• [Exercise requirements]
Of the lines in the entries, how many hold the word "Samoojat"? Give that number alone.
begin Given data
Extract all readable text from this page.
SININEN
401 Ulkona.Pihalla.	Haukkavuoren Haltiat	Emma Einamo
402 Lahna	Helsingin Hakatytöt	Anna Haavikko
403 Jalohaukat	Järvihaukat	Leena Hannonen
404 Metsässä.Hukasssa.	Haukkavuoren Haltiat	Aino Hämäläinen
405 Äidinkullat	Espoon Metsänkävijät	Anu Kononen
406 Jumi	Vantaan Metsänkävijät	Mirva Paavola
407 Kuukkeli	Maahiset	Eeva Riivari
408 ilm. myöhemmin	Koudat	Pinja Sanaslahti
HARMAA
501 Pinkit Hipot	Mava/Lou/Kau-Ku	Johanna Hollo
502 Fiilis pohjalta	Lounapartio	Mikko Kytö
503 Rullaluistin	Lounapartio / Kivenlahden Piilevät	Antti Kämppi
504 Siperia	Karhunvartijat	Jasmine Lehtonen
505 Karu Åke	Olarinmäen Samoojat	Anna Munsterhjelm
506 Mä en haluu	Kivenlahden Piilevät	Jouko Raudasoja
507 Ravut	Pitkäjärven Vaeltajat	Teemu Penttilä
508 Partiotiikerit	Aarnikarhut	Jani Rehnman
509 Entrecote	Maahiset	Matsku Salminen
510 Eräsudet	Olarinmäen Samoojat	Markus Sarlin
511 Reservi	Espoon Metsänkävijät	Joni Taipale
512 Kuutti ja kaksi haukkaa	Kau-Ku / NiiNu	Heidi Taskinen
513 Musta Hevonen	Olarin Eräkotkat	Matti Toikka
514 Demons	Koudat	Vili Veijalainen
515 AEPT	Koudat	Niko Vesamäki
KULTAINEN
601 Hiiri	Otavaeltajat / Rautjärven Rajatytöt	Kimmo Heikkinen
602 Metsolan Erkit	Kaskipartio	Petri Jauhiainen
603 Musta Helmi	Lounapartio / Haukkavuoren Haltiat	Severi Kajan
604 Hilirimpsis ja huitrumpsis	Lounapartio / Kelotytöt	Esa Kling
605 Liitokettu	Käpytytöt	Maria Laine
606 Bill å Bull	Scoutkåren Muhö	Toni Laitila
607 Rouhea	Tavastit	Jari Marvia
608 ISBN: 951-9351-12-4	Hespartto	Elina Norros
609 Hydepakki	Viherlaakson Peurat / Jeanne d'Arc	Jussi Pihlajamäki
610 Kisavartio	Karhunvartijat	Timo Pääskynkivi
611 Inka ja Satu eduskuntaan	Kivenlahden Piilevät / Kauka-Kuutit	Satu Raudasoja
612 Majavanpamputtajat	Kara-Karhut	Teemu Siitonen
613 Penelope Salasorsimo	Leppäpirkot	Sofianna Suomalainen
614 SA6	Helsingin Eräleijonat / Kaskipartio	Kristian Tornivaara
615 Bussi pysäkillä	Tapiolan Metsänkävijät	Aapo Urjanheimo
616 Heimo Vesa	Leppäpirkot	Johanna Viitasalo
end Given data
• [Finished answer]
2